TASK STATEMENT –
Skip the images and copy each record exactly as written.

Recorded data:
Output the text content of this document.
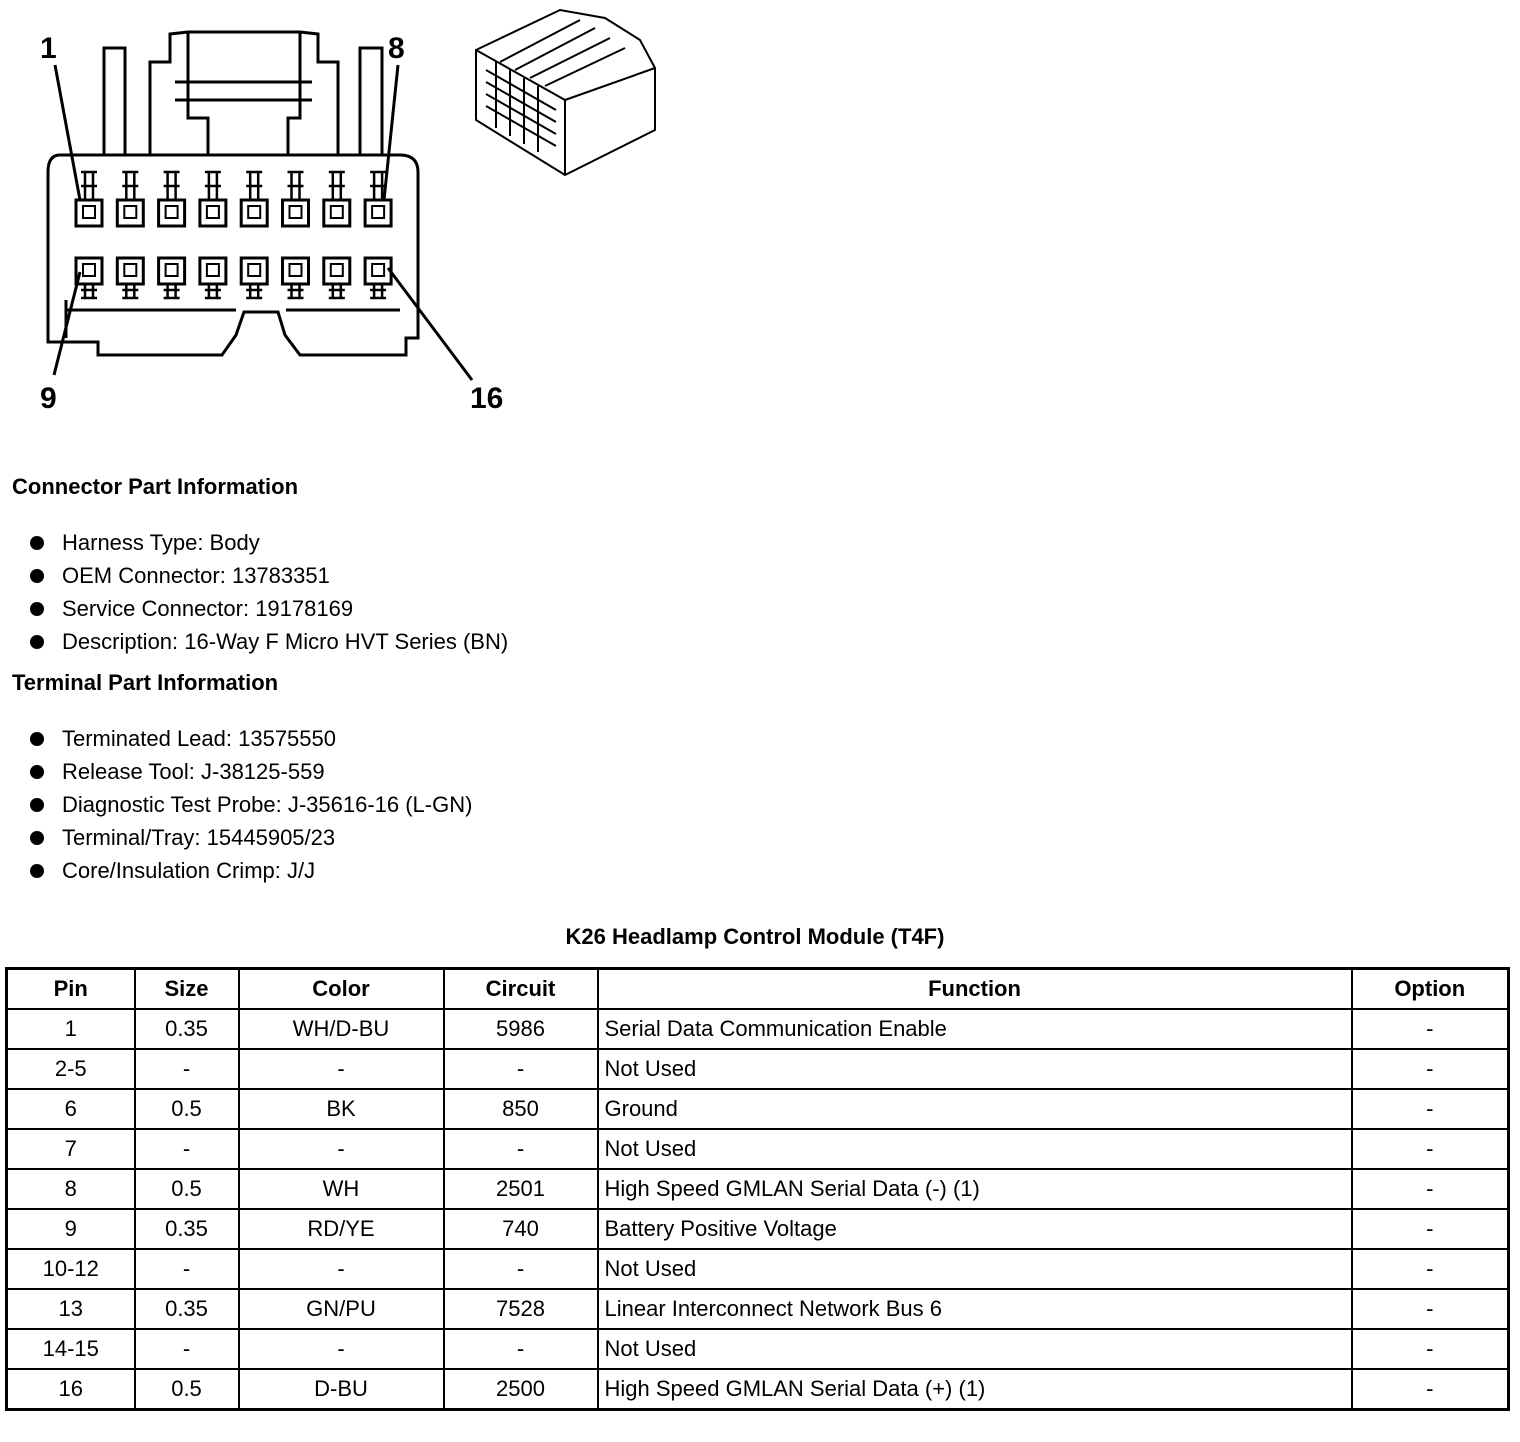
1	8
9	16
Connector Part Information
Harness Type: Body
OEM Connector: 13783351
Service Connector: 19178169
Description: 16-Way F Micro HVT Series (BN)
Terminal Part Information
Terminated Lead: 13575550
Release Tool: J-38125-559
Diagnostic Test Probe: J-35616-16 (L-GN)
Terminal/Tray: 15445905/23
Core/Insulation Crimp: J/J
K26 Headlamp Control Module (T4F)
Pin	Size	Color	Circuit	Function	Option
1	0.35	WH/D-BU	5986	Serial Data Communication Enable	-
2-5	-	-	-	Not Used	-
6	0.5	BK	850	Ground	-
7	-	-	-	Not Used	-
8	0.5	WH	2501	High Speed GMLAN Serial Data (-) (1)	-
9	0.35	RD/YE	740	Battery Positive Voltage	-
10-12	-	-	-	Not Used	-
13	0.35	GN/PU	7528	Linear Interconnect Network Bus 6	-
14-15	-	-	-	Not Used	-
16	0.5	D-BU	2500	High Speed GMLAN Serial Data (+) (1)	-
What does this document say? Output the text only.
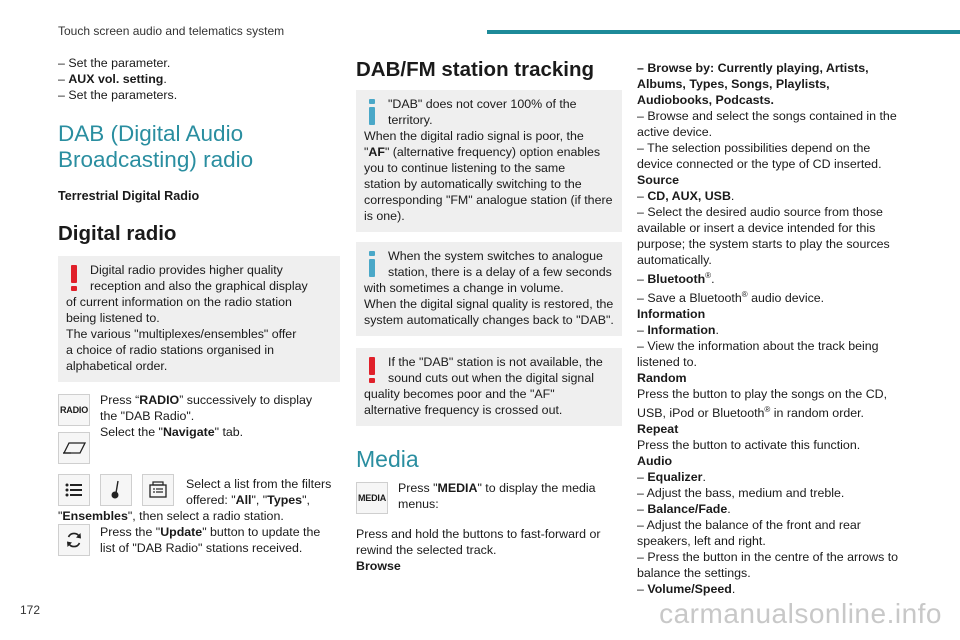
Touch screen audio and telematics system
– Set the parameter.
– AUX vol. setting.
– Set the parameters.
DAB (Digital Audio
Broadcasting) radio
Terrestrial Digital Radio
Digital radio
Digital radio provides higher quality
reception and also the graphical display
of current information on the radio station
being listened to.
The various "multiplexes/ensembles" offer
a choice of radio stations organised in
alphabetical order.
RADIO
Press “RADIO” successively to display
the "DAB Radio".
Select the "Navigate" tab.
Select a list from the filters
offered: "All", "Types",
"Ensembles", then select a radio station.
Press the "Update" button to update the
list of "DAB Radio" stations received.
DAB/FM station tracking
"DAB" does not cover 100% of the
territory.
When the digital radio signal is poor, the
"AF" (alternative frequency) option enables
you to continue listening to the same
station by automatically switching to the
corresponding "FM" analogue station (if there
is one).
When the system switches to analogue
station, there is a delay of a few seconds
with sometimes a change in volume.
When the digital signal quality is restored, the
system automatically changes back to "DAB".
If the "DAB" station is not available, the
sound cuts out when the digital signal
quality becomes poor and the "AF"
alternative frequency is crossed out.
Media
MEDIA
Press "MEDIA" to display the media
menus:
Press and hold the buttons to fast-forward or
rewind the selected track.
Browse
– Browse by: Currently playing, Artists,
Albums, Types, Songs, Playlists,
Audiobooks, Podcasts.
– Browse and select the songs contained in the
active device.
– The selection possibilities depend on the
device connected or the type of CD inserted.
Source
– CD, AUX, USB.
– Select the desired audio source from those
available or insert a device intended for this
purpose; the system starts to play the sources
automatically.
– Bluetooth®.
– Save a Bluetooth® audio device.
Information
– Information.
– View the information about the track being
listened to.
Random
Press the button to play the songs on the CD,
USB, iPod or Bluetooth® in random order.
Repeat
Press the button to activate this function.
Audio
– Equalizer.
– Adjust the bass, medium and treble.
– Balance/Fade.
– Adjust the balance of the front and rear
speakers, left and right.
– Press the button in the centre of the arrows to
balance the settings.
– Volume/Speed.
172	carmanualsonline.info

TASK OUTPUT –
Output the text content of this document.
1	8
9	16
Connector Part Information
Harness Type: Body
OEM Connector: 13783351
Service Connector: 19178169
Description: 16-Way F Micro HVT Series (BN)
Terminal Part Information
Terminated Lead: 13575550
Release Tool: J-38125-559
Diagnostic Test Probe: J-35616-16 (L-GN)
Terminal/Tray: 15445905/23
Core/Insulation Crimp: J/J
K26 Headlamp Control Module (T4F)
Pin	Size	Color	Circuit	Function	Option
1	0.35	WH/D-BU	5986	Serial Data Communication Enable	-
2-5	-	-	-	Not Used	-
6	0.5	BK	850	Ground	-
7	-	-	-	Not Used	-
8	0.5	WH	2501	High Speed GMLAN Serial Data (-) (1)	-
9	0.35	RD/YE	740	Battery Positive Voltage	-
10-12	-	-	-	Not Used	-
13	0.35	GN/PU	7528	Linear Interconnect Network Bus 6	-
14-15	-	-	-	Not Used	-
16	0.5	D-BU	2500	High Speed GMLAN Serial Data (+) (1)	-
What does this document say? Output the text only.
Touch screen audio and telematics system
– Set the parameter.
– AUX vol. setting.
– Set the parameters.
DAB (Digital Audio
Broadcasting) radio
Terrestrial Digital Radio
Digital radio
Digital radio provides higher quality
reception and also the graphical display
of current information on the radio station
being listened to.
The various "multiplexes/ensembles" offer
a choice of radio stations organised in
alphabetical order.
RADIO
Press “RADIO” successively to display
the "DAB Radio".
Select the "Navigate" tab.
Select a list from the filters
offered: "All", "Types",
"Ensembles", then select a radio station.
Press the "Update" button to update the
list of "DAB Radio" stations received.
DAB/FM station tracking
"DAB" does not cover 100% of the
territory.
When the digital radio signal is poor, the
"AF" (alternative frequency) option enables
you to continue listening to the same
station by automatically switching to the
corresponding "FM" analogue station (if there
is one).
When the system switches to analogue
station, there is a delay of a few seconds
with sometimes a change in volume.
When the digital signal quality is restored, the
system automatically changes back to "DAB".
If the "DAB" station is not available, the
sound cuts out when the digital signal
quality becomes poor and the "AF"
alternative frequency is crossed out.
Media
MEDIA
Press "MEDIA" to display the media
menus:
Press and hold the buttons to fast-forward or
rewind the selected track.
Browse
– Browse by: Currently playing, Artists,
Albums, Types, Songs, Playlists,
Audiobooks, Podcasts.
– Browse and select the songs contained in the
active device.
– The selection possibilities depend on the
device connected or the type of CD inserted.
Source
– CD, AUX, USB.
– Select the desired audio source from those
available or insert a device intended for this
purpose; the system starts to play the sources
automatically.
– Bluetooth®.
– Save a Bluetooth® audio device.
Information
– Information.
– View the information about the track being
listened to.
Random
Press the button to play the songs on the CD,
USB, iPod or Bluetooth® in random order.
Repeat
Press the button to activate this function.
Audio
– Equalizer.
– Adjust the bass, medium and treble.
– Balance/Fade.
– Adjust the balance of the front and rear
speakers, left and right.
– Press the button in the centre of the arrows to
balance the settings.
– Volume/Speed.
172	carmanualsonline.info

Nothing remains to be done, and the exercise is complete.